#### TASK DIRECTIONS
Report back each line of the records that contains the string "обеспечения".

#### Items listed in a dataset
================================

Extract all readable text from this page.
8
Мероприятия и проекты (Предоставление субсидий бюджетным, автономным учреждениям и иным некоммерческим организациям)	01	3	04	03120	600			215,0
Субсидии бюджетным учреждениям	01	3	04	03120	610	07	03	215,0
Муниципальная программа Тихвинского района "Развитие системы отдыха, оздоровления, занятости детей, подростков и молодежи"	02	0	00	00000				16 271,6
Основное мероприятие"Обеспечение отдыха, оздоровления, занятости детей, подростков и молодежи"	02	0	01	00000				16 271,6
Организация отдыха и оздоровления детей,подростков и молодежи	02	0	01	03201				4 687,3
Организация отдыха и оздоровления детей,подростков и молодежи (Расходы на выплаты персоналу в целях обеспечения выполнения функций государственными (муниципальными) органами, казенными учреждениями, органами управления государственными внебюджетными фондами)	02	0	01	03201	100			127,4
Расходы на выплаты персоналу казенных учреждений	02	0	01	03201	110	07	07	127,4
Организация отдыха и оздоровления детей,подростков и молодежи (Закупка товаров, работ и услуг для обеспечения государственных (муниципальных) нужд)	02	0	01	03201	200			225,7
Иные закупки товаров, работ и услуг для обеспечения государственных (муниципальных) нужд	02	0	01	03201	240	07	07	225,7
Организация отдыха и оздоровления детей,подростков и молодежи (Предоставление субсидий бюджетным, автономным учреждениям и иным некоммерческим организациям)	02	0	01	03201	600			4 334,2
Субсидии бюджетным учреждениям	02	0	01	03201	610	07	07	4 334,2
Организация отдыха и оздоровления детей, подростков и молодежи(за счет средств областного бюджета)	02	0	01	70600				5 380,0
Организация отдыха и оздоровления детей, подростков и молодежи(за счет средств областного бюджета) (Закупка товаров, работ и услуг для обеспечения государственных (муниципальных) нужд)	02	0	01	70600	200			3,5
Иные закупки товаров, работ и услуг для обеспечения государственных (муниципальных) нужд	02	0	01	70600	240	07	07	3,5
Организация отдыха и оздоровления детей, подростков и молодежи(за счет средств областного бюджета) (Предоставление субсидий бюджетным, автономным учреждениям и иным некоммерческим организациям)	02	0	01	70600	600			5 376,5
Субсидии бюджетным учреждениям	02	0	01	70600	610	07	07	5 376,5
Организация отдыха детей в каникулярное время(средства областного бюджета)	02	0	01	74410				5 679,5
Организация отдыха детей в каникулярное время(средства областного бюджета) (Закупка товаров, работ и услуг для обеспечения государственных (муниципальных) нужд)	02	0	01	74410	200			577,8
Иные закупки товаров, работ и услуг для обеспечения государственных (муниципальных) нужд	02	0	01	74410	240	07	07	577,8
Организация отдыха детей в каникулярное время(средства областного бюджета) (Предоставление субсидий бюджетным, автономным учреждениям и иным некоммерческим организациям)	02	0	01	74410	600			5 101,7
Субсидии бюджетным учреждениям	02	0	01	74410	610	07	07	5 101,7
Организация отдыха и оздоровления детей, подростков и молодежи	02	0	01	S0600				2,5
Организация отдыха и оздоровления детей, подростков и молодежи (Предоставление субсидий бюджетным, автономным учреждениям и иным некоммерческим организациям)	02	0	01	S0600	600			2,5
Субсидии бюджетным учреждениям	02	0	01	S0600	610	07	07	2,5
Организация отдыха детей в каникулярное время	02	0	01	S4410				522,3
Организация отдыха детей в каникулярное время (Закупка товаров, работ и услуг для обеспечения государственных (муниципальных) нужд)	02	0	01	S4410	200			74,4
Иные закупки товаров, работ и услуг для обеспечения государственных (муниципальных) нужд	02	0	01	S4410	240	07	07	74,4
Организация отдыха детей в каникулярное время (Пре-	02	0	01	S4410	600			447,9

================================

#### TASK RESPONSE
Организация отдыха и оздоровления детей,подростков и молодежи (Расходы на выплаты персоналу в целях обеспечения выполнения функций государственными (муниципальными) органами, казенными учреждениями, органами управления государственными внебюджетными фондами)	02	0	01	03201	100			127,4
Организация отдыха и оздоровления детей,подростков и молодежи (Закупка товаров, работ и услуг для обеспечения государственных (муниципальных) нужд)	02	0	01	03201	200			225,7
Иные закупки товаров, работ и услуг для обеспечения государственных (муниципальных) нужд	02	0	01	03201	240	07	07	225,7
Организация отдыха и оздоровления детей, подростков и молодежи(за счет средств областного бюджета) (Закупка товаров, работ и услуг для обеспечения государственных (муниципальных) нужд)	02	0	01	70600	200			3,5
Иные закупки товаров, работ и услуг для обеспечения государственных (муниципальных) нужд	02	0	01	70600	240	07	07	3,5
Организация отдыха детей в каникулярное время(средства областного бюджета) (Закупка товаров, работ и услуг для обеспечения государственных (муниципальных) нужд)	02	0	01	74410	200			577,8
Иные закупки товаров, работ и услуг для обеспечения государственных (муниципальных) нужд	02	0	01	74410	240	07	07	577,8
Организация отдыха детей в каникулярное время (Закупка товаров, работ и услуг для обеспечения государственных (муниципальных) нужд)	02	0	01	S4410	200			74,4
Иные закупки товаров, работ и услуг для обеспечения государственных (муниципальных) нужд	02	0	01	S4410	240	07	07	74,4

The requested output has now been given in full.